## SHORT PROBLEM
Only the lines starting at the one that contains "Output a JSON" and running to the end should be repeated, exactly as written.

=====

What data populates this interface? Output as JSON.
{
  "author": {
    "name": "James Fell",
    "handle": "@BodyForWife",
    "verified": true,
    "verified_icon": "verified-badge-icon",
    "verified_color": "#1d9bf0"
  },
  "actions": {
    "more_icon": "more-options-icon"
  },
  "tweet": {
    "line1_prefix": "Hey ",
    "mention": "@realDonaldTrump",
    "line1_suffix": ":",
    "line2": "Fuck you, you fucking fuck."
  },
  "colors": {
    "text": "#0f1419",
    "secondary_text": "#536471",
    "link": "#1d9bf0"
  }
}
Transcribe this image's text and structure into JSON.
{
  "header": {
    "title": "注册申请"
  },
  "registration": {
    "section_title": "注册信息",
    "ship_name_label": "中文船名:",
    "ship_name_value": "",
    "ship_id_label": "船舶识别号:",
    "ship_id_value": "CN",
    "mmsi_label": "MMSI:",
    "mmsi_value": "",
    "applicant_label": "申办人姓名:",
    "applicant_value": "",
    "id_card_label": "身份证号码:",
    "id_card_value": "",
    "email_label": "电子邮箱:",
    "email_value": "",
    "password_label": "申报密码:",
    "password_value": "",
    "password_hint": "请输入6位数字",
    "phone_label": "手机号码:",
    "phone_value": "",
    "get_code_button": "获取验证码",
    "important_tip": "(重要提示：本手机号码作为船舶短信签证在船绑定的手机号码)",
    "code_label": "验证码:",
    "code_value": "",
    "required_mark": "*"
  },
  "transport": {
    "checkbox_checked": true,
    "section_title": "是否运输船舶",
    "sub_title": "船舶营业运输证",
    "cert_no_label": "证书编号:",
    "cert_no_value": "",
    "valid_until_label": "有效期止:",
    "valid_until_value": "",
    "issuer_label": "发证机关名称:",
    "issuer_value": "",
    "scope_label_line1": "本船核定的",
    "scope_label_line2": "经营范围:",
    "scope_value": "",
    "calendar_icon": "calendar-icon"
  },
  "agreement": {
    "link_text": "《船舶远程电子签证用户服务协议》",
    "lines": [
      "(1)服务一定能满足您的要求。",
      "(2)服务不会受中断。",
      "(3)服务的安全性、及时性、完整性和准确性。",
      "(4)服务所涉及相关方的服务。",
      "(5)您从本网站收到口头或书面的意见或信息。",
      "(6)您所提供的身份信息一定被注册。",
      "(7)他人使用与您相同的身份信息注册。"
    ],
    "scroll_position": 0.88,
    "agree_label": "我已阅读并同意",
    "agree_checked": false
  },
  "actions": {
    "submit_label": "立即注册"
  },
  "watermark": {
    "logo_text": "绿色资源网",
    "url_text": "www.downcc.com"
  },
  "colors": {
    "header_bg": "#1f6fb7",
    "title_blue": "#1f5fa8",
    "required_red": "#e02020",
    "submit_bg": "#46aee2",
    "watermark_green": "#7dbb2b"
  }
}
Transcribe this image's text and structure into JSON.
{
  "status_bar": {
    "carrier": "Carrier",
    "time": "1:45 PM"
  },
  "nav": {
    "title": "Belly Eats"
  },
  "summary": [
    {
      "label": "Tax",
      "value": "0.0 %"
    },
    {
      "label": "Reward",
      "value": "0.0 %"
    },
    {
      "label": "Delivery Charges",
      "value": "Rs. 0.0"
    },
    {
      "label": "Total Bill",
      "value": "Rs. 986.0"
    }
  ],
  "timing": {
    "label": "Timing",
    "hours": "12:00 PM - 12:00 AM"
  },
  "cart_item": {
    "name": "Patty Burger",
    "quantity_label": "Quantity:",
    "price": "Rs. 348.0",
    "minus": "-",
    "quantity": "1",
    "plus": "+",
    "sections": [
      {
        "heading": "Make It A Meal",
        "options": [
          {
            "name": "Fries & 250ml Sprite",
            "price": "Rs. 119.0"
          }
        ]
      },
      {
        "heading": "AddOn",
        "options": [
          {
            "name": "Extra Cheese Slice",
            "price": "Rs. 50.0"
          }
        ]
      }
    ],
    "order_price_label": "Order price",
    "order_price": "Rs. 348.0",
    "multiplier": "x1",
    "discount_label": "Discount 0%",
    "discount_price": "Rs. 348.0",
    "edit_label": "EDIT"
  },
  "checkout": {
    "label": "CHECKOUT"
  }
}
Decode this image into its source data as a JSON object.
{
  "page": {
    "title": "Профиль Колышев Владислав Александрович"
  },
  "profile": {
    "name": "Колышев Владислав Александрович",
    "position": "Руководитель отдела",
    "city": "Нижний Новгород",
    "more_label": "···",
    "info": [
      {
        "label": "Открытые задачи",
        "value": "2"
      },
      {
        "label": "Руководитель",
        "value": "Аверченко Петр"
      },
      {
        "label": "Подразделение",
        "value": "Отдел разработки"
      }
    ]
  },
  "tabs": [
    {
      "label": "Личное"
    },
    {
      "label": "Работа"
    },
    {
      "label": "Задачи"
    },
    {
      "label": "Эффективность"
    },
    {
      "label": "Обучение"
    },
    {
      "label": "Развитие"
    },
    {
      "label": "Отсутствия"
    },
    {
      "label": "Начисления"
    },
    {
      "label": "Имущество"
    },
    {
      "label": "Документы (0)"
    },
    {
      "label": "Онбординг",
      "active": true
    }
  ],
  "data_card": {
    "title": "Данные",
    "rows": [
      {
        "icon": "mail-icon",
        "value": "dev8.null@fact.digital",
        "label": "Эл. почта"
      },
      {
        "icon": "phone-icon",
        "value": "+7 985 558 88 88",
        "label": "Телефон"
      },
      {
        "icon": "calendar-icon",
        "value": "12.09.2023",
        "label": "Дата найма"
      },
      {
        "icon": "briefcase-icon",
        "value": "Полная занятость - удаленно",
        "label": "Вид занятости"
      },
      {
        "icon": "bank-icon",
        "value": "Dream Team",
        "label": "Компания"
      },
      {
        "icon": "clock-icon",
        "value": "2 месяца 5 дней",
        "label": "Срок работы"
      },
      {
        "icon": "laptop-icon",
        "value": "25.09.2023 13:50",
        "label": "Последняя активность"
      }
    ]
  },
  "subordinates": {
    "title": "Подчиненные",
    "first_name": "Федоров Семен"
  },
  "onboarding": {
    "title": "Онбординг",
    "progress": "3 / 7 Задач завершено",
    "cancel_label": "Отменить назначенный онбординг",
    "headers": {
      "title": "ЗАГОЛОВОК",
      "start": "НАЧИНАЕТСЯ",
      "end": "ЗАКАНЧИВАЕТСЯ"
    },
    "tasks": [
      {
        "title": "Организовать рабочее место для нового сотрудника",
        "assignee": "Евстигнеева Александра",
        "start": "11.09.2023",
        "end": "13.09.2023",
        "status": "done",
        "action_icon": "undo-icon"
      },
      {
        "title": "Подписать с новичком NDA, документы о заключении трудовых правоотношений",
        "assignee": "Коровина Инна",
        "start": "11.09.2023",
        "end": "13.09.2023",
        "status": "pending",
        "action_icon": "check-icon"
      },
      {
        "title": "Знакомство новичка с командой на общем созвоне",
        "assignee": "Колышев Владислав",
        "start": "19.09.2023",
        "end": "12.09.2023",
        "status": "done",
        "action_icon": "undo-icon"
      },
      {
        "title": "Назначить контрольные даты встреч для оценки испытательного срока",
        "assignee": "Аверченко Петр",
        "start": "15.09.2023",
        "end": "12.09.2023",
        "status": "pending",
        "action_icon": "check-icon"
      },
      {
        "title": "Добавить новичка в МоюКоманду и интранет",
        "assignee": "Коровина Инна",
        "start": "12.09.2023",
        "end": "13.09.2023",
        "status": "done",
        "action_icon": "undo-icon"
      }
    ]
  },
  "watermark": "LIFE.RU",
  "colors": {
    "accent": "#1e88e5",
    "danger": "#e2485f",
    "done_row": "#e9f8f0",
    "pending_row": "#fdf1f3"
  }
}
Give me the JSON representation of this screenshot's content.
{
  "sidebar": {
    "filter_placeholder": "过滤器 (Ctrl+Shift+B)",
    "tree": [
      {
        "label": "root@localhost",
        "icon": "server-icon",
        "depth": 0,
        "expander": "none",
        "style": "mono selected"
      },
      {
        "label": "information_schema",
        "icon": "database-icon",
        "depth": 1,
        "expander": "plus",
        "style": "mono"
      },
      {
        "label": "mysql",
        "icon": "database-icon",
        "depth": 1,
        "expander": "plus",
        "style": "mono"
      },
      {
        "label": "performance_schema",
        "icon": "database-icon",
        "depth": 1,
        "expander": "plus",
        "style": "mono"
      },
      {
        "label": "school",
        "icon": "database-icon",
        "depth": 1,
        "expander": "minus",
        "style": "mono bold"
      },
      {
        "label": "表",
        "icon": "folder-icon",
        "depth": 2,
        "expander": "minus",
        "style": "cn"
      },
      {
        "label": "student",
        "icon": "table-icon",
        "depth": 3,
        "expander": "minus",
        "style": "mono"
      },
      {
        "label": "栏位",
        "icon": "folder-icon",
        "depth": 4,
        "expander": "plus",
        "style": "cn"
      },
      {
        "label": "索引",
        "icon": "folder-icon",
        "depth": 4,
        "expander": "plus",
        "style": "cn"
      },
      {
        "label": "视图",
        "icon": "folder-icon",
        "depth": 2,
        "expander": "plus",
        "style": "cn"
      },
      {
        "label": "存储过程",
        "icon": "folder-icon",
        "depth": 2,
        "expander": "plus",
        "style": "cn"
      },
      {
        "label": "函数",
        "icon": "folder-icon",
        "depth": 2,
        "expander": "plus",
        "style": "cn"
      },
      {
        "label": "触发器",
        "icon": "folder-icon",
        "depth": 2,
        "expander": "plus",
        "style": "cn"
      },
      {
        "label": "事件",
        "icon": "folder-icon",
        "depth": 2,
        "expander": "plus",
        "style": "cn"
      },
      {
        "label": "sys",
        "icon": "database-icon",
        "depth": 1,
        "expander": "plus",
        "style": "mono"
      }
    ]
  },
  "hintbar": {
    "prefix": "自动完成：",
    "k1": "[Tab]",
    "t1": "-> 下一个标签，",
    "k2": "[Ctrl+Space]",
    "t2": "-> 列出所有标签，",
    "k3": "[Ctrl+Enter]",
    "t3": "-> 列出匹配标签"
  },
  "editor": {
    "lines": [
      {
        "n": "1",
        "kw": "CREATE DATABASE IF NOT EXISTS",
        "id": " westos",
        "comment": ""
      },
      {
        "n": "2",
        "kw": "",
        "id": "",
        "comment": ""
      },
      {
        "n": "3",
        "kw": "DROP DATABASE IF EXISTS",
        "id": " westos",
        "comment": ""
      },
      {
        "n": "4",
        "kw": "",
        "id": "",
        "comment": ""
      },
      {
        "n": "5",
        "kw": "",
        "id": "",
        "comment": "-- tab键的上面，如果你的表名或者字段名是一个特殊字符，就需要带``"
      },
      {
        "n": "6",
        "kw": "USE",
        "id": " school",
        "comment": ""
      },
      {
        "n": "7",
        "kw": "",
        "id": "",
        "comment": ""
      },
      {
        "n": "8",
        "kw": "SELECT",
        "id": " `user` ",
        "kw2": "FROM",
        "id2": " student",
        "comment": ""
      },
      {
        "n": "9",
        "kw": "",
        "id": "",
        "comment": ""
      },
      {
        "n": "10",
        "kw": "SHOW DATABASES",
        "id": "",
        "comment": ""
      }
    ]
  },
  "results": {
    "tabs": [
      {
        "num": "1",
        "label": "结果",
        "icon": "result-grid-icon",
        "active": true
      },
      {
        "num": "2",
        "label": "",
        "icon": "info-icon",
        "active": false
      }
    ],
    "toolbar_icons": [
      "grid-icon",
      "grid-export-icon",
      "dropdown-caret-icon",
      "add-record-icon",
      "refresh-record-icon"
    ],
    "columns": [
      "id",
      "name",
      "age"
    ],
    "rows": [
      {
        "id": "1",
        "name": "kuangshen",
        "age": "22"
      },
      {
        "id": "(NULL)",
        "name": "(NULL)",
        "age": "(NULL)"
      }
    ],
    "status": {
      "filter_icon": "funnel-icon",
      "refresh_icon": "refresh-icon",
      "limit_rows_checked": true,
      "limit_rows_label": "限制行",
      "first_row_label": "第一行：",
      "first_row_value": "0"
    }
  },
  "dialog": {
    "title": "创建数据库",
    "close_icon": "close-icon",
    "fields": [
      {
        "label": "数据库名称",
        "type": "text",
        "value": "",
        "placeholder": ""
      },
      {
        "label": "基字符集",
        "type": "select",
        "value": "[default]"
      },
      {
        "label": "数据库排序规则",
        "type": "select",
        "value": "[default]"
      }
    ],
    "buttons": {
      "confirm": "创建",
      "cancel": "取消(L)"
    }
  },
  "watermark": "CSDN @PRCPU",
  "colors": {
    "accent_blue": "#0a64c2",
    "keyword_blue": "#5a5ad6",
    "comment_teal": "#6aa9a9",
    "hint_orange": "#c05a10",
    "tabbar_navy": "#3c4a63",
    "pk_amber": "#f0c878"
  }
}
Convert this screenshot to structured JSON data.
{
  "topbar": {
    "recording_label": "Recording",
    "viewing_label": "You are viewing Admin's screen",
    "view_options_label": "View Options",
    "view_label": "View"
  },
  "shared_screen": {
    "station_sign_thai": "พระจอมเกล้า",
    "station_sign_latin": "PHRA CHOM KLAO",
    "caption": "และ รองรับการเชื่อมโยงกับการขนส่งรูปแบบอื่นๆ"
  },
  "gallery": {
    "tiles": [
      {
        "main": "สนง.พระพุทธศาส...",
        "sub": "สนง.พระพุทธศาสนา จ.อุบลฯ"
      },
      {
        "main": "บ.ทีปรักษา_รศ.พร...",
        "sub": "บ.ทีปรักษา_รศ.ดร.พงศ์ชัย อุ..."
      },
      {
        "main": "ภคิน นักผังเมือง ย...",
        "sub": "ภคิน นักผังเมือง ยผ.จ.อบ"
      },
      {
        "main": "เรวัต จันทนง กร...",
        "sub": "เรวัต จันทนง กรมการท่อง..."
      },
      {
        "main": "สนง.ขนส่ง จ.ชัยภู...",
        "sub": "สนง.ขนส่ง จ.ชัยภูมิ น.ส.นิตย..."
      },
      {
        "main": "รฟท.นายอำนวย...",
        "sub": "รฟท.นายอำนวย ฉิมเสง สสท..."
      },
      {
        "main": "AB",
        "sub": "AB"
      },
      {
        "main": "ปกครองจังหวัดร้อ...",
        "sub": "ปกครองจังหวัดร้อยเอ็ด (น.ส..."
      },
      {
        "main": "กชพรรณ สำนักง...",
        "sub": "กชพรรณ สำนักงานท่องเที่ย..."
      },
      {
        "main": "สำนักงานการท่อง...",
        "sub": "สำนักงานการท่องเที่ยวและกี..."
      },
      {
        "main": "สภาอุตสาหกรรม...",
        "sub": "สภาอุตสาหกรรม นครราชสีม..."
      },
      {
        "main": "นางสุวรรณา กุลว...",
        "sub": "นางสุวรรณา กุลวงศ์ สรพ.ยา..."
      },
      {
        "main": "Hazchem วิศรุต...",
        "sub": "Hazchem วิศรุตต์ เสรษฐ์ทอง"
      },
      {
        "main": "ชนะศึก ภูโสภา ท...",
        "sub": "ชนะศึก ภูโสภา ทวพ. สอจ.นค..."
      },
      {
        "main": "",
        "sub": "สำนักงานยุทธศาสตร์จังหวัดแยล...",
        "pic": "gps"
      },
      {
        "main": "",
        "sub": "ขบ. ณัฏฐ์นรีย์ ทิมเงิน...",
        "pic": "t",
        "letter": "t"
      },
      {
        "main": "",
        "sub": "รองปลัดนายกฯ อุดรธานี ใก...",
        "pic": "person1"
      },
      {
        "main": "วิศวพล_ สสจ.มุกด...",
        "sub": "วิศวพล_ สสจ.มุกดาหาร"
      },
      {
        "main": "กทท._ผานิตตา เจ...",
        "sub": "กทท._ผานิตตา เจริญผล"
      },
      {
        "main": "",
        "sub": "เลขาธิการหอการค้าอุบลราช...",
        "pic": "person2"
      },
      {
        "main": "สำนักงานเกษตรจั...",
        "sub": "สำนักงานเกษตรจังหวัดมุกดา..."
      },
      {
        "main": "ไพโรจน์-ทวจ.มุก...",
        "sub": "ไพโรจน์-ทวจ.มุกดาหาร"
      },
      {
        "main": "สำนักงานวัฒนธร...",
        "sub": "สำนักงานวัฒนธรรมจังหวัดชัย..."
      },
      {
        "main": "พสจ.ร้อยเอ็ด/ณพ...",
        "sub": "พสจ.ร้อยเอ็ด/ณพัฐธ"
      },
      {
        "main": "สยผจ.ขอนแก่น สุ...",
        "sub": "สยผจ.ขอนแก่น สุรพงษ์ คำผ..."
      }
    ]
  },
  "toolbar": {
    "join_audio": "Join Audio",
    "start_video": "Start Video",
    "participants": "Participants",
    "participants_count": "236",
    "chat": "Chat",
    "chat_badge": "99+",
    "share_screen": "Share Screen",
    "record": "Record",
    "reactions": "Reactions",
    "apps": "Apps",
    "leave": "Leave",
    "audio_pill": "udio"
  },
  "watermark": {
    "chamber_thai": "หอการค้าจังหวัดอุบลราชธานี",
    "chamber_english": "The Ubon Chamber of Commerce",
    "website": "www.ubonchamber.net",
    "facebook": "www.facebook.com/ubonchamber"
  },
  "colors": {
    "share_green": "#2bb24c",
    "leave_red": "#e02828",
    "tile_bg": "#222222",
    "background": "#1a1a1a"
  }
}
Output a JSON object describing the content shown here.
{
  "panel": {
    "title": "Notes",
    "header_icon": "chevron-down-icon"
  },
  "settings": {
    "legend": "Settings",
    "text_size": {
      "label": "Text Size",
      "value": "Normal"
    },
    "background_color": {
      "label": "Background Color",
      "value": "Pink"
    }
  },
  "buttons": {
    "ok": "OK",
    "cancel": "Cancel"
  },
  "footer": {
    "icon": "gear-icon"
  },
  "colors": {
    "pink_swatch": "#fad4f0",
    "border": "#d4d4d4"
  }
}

=====

## OUTPUT OF THE TASK
Output a JSON object describing the content shown here.
{
  "panel": {
    "title": "Notes",
    "header_icon": "chevron-down-icon"
  },
  "settings": {
    "legend": "Settings",
    "text_size": {
      "label": "Text Size",
      "value": "Normal"
    },
    "background_color": {
      "label": "Background Color",
      "value": "Pink"
    }
  },
  "buttons": {
    "ok": "OK",
    "cancel": "Cancel"
  },
  "footer": {
    "icon": "gear-icon"
  },
  "colors": {
    "pink_swatch": "#fad4f0",
    "border": "#d4d4d4"
  }
}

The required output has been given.